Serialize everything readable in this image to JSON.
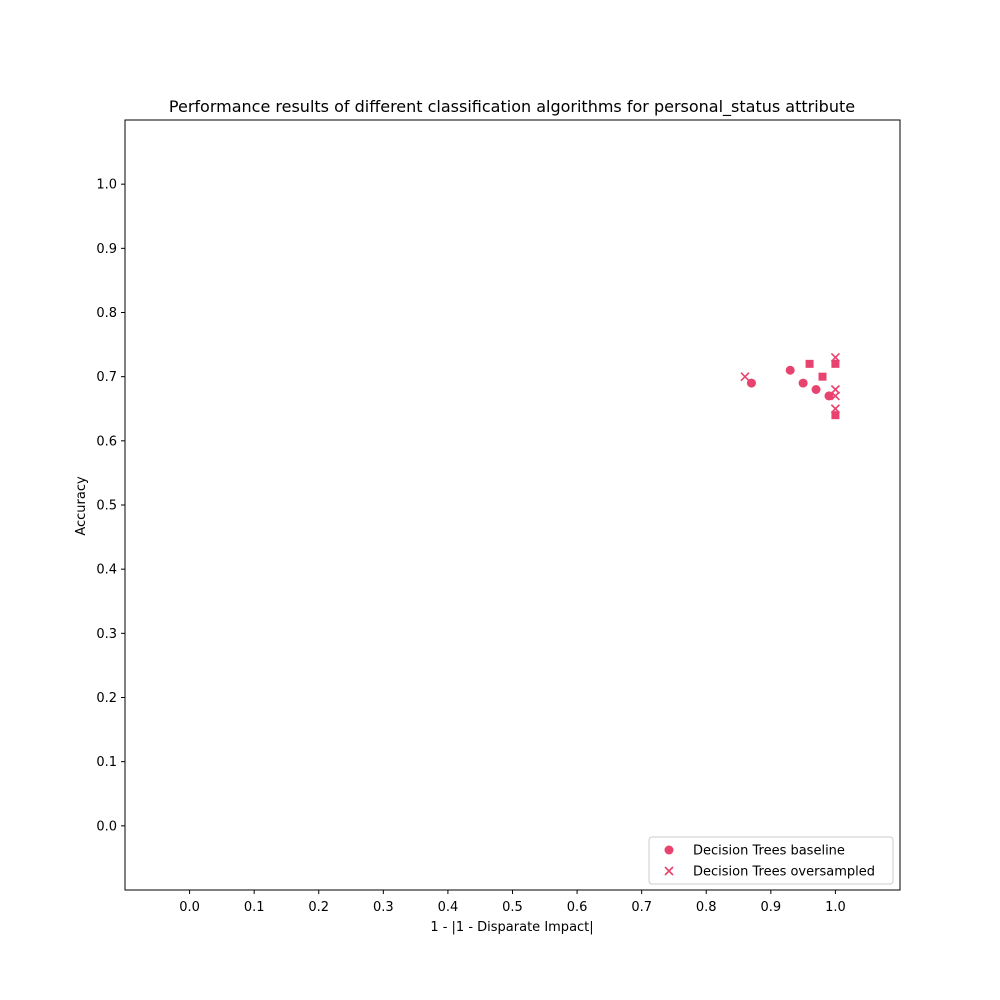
{
  "chart_data": {
    "type": "scatter",
    "title": "Performance results of different classification algorithms for personal_status attribute",
    "xlabel": "1 - |1 - Disparate Impact|",
    "ylabel": "Accuracy",
    "xlim": [
      -0.1,
      1.1
    ],
    "ylim": [
      -0.1,
      1.1
    ],
    "xticks": [
      0.0,
      0.1,
      0.2,
      0.3,
      0.4,
      0.5,
      0.6,
      0.7,
      0.8,
      0.9,
      1.0
    ],
    "yticks": [
      0.0,
      0.1,
      0.2,
      0.3,
      0.4,
      0.5,
      0.6,
      0.7,
      0.8,
      0.9,
      1.0
    ],
    "xtick_labels": [
      "0.0",
      "0.1",
      "0.2",
      "0.3",
      "0.4",
      "0.5",
      "0.6",
      "0.7",
      "0.8",
      "0.9",
      "1.0"
    ],
    "ytick_labels": [
      "0.0",
      "0.1",
      "0.2",
      "0.3",
      "0.4",
      "0.5",
      "0.6",
      "0.7",
      "0.8",
      "0.9",
      "1.0"
    ],
    "grid": false,
    "legend_position": "bottom-right",
    "color": "#e8436e",
    "series": [
      {
        "name": "Decision Trees baseline",
        "marker": "circle",
        "points": [
          {
            "x": 0.87,
            "y": 0.69
          },
          {
            "x": 0.93,
            "y": 0.71
          },
          {
            "x": 0.95,
            "y": 0.69
          },
          {
            "x": 0.97,
            "y": 0.68
          },
          {
            "x": 0.99,
            "y": 0.67
          }
        ]
      },
      {
        "name": "Decision Trees oversampled",
        "marker": "x",
        "points": [
          {
            "x": 0.86,
            "y": 0.7
          },
          {
            "x": 1.0,
            "y": 0.73
          },
          {
            "x": 1.0,
            "y": 0.68
          },
          {
            "x": 1.0,
            "y": 0.67
          },
          {
            "x": 1.0,
            "y": 0.65
          }
        ]
      },
      {
        "marker": "square",
        "points": [
          {
            "x": 0.96,
            "y": 0.72
          },
          {
            "x": 0.98,
            "y": 0.7
          },
          {
            "x": 1.0,
            "y": 0.72
          },
          {
            "x": 1.0,
            "y": 0.64
          }
        ]
      }
    ]
  }
}
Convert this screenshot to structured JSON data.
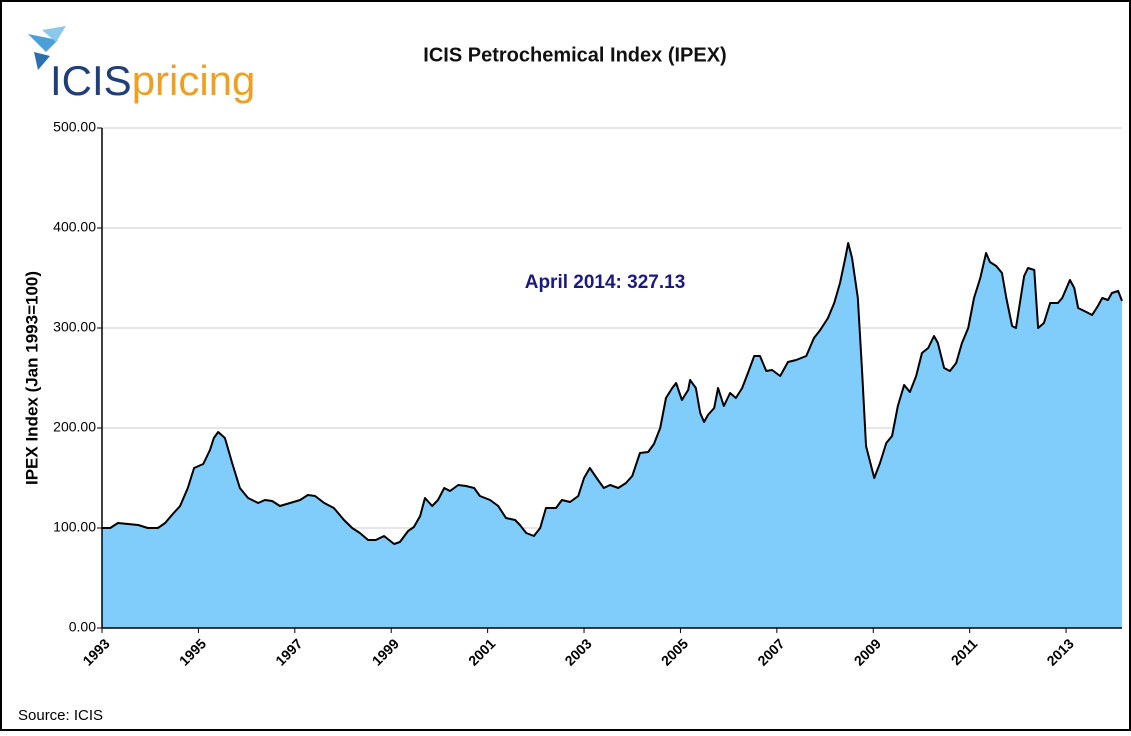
{
  "chart_data": {
    "type": "area",
    "title": "ICIS Petrochemical Index (IPEX)",
    "logo": {
      "brand": "ICIS",
      "product": "pricing"
    },
    "y_label": "IPEX Index (Jan 1993=100)",
    "annotation": "April 2014: 327.13",
    "source": "Source: ICIS",
    "color": "#80ccfa",
    "line_color": "#000000",
    "grid": true,
    "xlim": [
      1993,
      2014.16
    ],
    "xticks": [
      1993,
      1995,
      1997,
      1999,
      2001,
      2003,
      2005,
      2007,
      2009,
      2011,
      2013
    ],
    "ylim": [
      0,
      500
    ],
    "yticks": [
      {
        "value": 0,
        "label": "0.00"
      },
      {
        "value": 100,
        "label": "100.00"
      },
      {
        "value": 200,
        "label": "200.00"
      },
      {
        "value": 300,
        "label": "300.00"
      },
      {
        "value": 400,
        "label": "400.00"
      },
      {
        "value": 500,
        "label": "500.00"
      }
    ],
    "x": [
      1993.0,
      1993.17,
      1993.33,
      1993.54,
      1993.75,
      1993.95,
      1994.16,
      1994.31,
      1994.45,
      1994.62,
      1994.78,
      1994.91,
      1995.1,
      1995.24,
      1995.32,
      1995.41,
      1995.55,
      1995.7,
      1995.86,
      1996.03,
      1996.24,
      1996.38,
      1996.53,
      1996.69,
      1996.9,
      1997.11,
      1997.27,
      1997.42,
      1997.61,
      1997.81,
      1998.02,
      1998.19,
      1998.35,
      1998.52,
      1998.68,
      1998.85,
      1999.06,
      1999.18,
      1999.35,
      1999.47,
      1999.6,
      1999.7,
      1999.85,
      1999.97,
      2000.1,
      2000.22,
      2000.39,
      2000.55,
      2000.72,
      2000.84,
      2001.05,
      2001.22,
      2001.38,
      2001.57,
      2001.67,
      2001.8,
      2001.96,
      2002.09,
      2002.21,
      2002.42,
      2002.54,
      2002.71,
      2002.88,
      2003.0,
      2003.12,
      2003.29,
      2003.41,
      2003.54,
      2003.71,
      2003.87,
      2004.0,
      2004.16,
      2004.33,
      2004.45,
      2004.58,
      2004.7,
      2004.83,
      2004.91,
      2005.03,
      2005.16,
      2005.2,
      2005.32,
      2005.41,
      2005.49,
      2005.57,
      2005.7,
      2005.78,
      2005.9,
      2006.03,
      2006.15,
      2006.28,
      2006.4,
      2006.53,
      2006.65,
      2006.78,
      2006.9,
      2007.07,
      2007.23,
      2007.4,
      2007.61,
      2007.77,
      2007.9,
      2008.06,
      2008.19,
      2008.31,
      2008.42,
      2008.48,
      2008.56,
      2008.68,
      2008.77,
      2008.85,
      2009.02,
      2009.14,
      2009.27,
      2009.39,
      2009.51,
      2009.64,
      2009.76,
      2009.89,
      2010.01,
      2010.14,
      2010.26,
      2010.34,
      2010.47,
      2010.59,
      2010.72,
      2010.84,
      2010.97,
      2011.09,
      2011.22,
      2011.34,
      2011.42,
      2011.55,
      2011.67,
      2011.76,
      2011.88,
      2011.96,
      2012.13,
      2012.21,
      2012.34,
      2012.42,
      2012.54,
      2012.67,
      2012.83,
      2012.92,
      2013.08,
      2013.17,
      2013.25,
      2013.42,
      2013.54,
      2013.66,
      2013.75,
      2013.87,
      2013.95,
      2014.08,
      2014.16
    ],
    "values": [
      100,
      100,
      105,
      104,
      103,
      100,
      100,
      105,
      113,
      122,
      140,
      160,
      164,
      178,
      190,
      196,
      190,
      165,
      140,
      130,
      125,
      128,
      127,
      122,
      125,
      128,
      133,
      132,
      125,
      120,
      108,
      100,
      95,
      88,
      88,
      92,
      84,
      86,
      97,
      101,
      112,
      130,
      122,
      128,
      140,
      137,
      143,
      142,
      140,
      132,
      128,
      122,
      110,
      108,
      103,
      95,
      92,
      100,
      120,
      120,
      128,
      126,
      132,
      150,
      160,
      148,
      140,
      143,
      140,
      145,
      152,
      175,
      176,
      184,
      200,
      230,
      240,
      245,
      228,
      238,
      248,
      240,
      215,
      206,
      213,
      220,
      240,
      222,
      235,
      230,
      240,
      255,
      272,
      272,
      257,
      258,
      252,
      266,
      268,
      272,
      290,
      298,
      310,
      325,
      345,
      370,
      385,
      370,
      330,
      255,
      182,
      150,
      165,
      185,
      192,
      222,
      243,
      236,
      252,
      275,
      280,
      292,
      285,
      260,
      257,
      265,
      285,
      300,
      330,
      350,
      375,
      366,
      362,
      355,
      330,
      302,
      300,
      352,
      360,
      358,
      300,
      305,
      325,
      325,
      330,
      348,
      340,
      320,
      316,
      313,
      322,
      330,
      328,
      335,
      337,
      327.13
    ]
  }
}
────────────────────────────────────────
- **PROBLEM TO WORK ON**: Write the material out again exactly as it appears, dropping the pictures.

- **EXERCISE RESPONSE**:
Serialize everything readable in this image to JSON.
{
  "chart_data": {
    "type": "scatter",
    "title": "Performance results of different classification algorithms for personal_status attribute",
    "xlabel": "1 - |1 - Disparate Impact|",
    "ylabel": "Accuracy",
    "xlim": [
      -0.1,
      1.1
    ],
    "ylim": [
      -0.1,
      1.1
    ],
    "xticks": [
      0.0,
      0.1,
      0.2,
      0.3,
      0.4,
      0.5,
      0.6,
      0.7,
      0.8,
      0.9,
      1.0
    ],
    "yticks": [
      0.0,
      0.1,
      0.2,
      0.3,
      0.4,
      0.5,
      0.6,
      0.7,
      0.8,
      0.9,
      1.0
    ],
    "xtick_labels": [
      "0.0",
      "0.1",
      "0.2",
      "0.3",
      "0.4",
      "0.5",
      "0.6",
      "0.7",
      "0.8",
      "0.9",
      "1.0"
    ],
    "ytick_labels": [
      "0.0",
      "0.1",
      "0.2",
      "0.3",
      "0.4",
      "0.5",
      "0.6",
      "0.7",
      "0.8",
      "0.9",
      "1.0"
    ],
    "grid": false,
    "legend_position": "bottom-right",
    "color": "#e8436e",
    "series": [
      {
        "name": "Decision Trees baseline",
        "marker": "circle",
        "points": [
          {
            "x": 0.87,
            "y": 0.69
          },
          {
            "x": 0.93,
            "y": 0.71
          },
          {
            "x": 0.95,
            "y": 0.69
          },
          {
            "x": 0.97,
            "y": 0.68
          },
          {
            "x": 0.99,
            "y": 0.67
          }
        ]
      },
      {
        "name": "Decision Trees oversampled",
        "marker": "x",
        "points": [
          {
            "x": 0.86,
            "y": 0.7
          },
          {
            "x": 1.0,
            "y": 0.73
          },
          {
            "x": 1.0,
            "y": 0.68
          },
          {
            "x": 1.0,
            "y": 0.67
          },
          {
            "x": 1.0,
            "y": 0.65
          }
        ]
      },
      {
        "marker": "square",
        "points": [
          {
            "x": 0.96,
            "y": 0.72
          },
          {
            "x": 0.98,
            "y": 0.7
          },
          {
            "x": 1.0,
            "y": 0.72
          },
          {
            "x": 1.0,
            "y": 0.64
          }
        ]
      }
    ]
  }
}
Convert this screenshot to structured JSON data.
{
  "chart_data": {
    "type": "area",
    "title": "ICIS Petrochemical Index (IPEX)",
    "logo": {
      "brand": "ICIS",
      "product": "pricing"
    },
    "y_label": "IPEX Index (Jan 1993=100)",
    "annotation": "April 2014: 327.13",
    "source": "Source: ICIS",
    "color": "#80ccfa",
    "line_color": "#000000",
    "grid": true,
    "xlim": [
      1993,
      2014.16
    ],
    "xticks": [
      1993,
      1995,
      1997,
      1999,
      2001,
      2003,
      2005,
      2007,
      2009,
      2011,
      2013
    ],
    "ylim": [
      0,
      500
    ],
    "yticks": [
      {
        "value": 0,
        "label": "0.00"
      },
      {
        "value": 100,
        "label": "100.00"
      },
      {
        "value": 200,
        "label": "200.00"
      },
      {
        "value": 300,
        "label": "300.00"
      },
      {
        "value": 400,
        "label": "400.00"
      },
      {
        "value": 500,
        "label": "500.00"
      }
    ],
    "x": [
      1993.0,
      1993.17,
      1993.33,
      1993.54,
      1993.75,
      1993.95,
      1994.16,
      1994.31,
      1994.45,
      1994.62,
      1994.78,
      1994.91,
      1995.1,
      1995.24,
      1995.32,
      1995.41,
      1995.55,
      1995.7,
      1995.86,
      1996.03,
      1996.24,
      1996.38,
      1996.53,
      1996.69,
      1996.9,
      1997.11,
      1997.27,
      1997.42,
      1997.61,
      1997.81,
      1998.02,
      1998.19,
      1998.35,
      1998.52,
      1998.68,
      1998.85,
      1999.06,
      1999.18,
      1999.35,
      1999.47,
      1999.6,
      1999.7,
      1999.85,
      1999.97,
      2000.1,
      2000.22,
      2000.39,
      2000.55,
      2000.72,
      2000.84,
      2001.05,
      2001.22,
      2001.38,
      2001.57,
      2001.67,
      2001.8,
      2001.96,
      2002.09,
      2002.21,
      2002.42,
      2002.54,
      2002.71,
      2002.88,
      2003.0,
      2003.12,
      2003.29,
      2003.41,
      2003.54,
      2003.71,
      2003.87,
      2004.0,
      2004.16,
      2004.33,
      2004.45,
      2004.58,
      2004.7,
      2004.83,
      2004.91,
      2005.03,
      2005.16,
      2005.2,
      2005.32,
      2005.41,
      2005.49,
      2005.57,
      2005.7,
      2005.78,
      2005.9,
      2006.03,
      2006.15,
      2006.28,
      2006.4,
      2006.53,
      2006.65,
      2006.78,
      2006.9,
      2007.07,
      2007.23,
      2007.4,
      2007.61,
      2007.77,
      2007.9,
      2008.06,
      2008.19,
      2008.31,
      2008.42,
      2008.48,
      2008.56,
      2008.68,
      2008.77,
      2008.85,
      2009.02,
      2009.14,
      2009.27,
      2009.39,
      2009.51,
      2009.64,
      2009.76,
      2009.89,
      2010.01,
      2010.14,
      2010.26,
      2010.34,
      2010.47,
      2010.59,
      2010.72,
      2010.84,
      2010.97,
      2011.09,
      2011.22,
      2011.34,
      2011.42,
      2011.55,
      2011.67,
      2011.76,
      2011.88,
      2011.96,
      2012.13,
      2012.21,
      2012.34,
      2012.42,
      2012.54,
      2012.67,
      2012.83,
      2012.92,
      2013.08,
      2013.17,
      2013.25,
      2013.42,
      2013.54,
      2013.66,
      2013.75,
      2013.87,
      2013.95,
      2014.08,
      2014.16
    ],
    "values": [
      100,
      100,
      105,
      104,
      103,
      100,
      100,
      105,
      113,
      122,
      140,
      160,
      164,
      178,
      190,
      196,
      190,
      165,
      140,
      130,
      125,
      128,
      127,
      122,
      125,
      128,
      133,
      132,
      125,
      120,
      108,
      100,
      95,
      88,
      88,
      92,
      84,
      86,
      97,
      101,
      112,
      130,
      122,
      128,
      140,
      137,
      143,
      142,
      140,
      132,
      128,
      122,
      110,
      108,
      103,
      95,
      92,
      100,
      120,
      120,
      128,
      126,
      132,
      150,
      160,
      148,
      140,
      143,
      140,
      145,
      152,
      175,
      176,
      184,
      200,
      230,
      240,
      245,
      228,
      238,
      248,
      240,
      215,
      206,
      213,
      220,
      240,
      222,
      235,
      230,
      240,
      255,
      272,
      272,
      257,
      258,
      252,
      266,
      268,
      272,
      290,
      298,
      310,
      325,
      345,
      370,
      385,
      370,
      330,
      255,
      182,
      150,
      165,
      185,
      192,
      222,
      243,
      236,
      252,
      275,
      280,
      292,
      285,
      260,
      257,
      265,
      285,
      300,
      330,
      350,
      375,
      366,
      362,
      355,
      330,
      302,
      300,
      352,
      360,
      358,
      300,
      305,
      325,
      325,
      330,
      348,
      340,
      320,
      316,
      313,
      322,
      330,
      328,
      335,
      337,
      327.13
    ]
  }
}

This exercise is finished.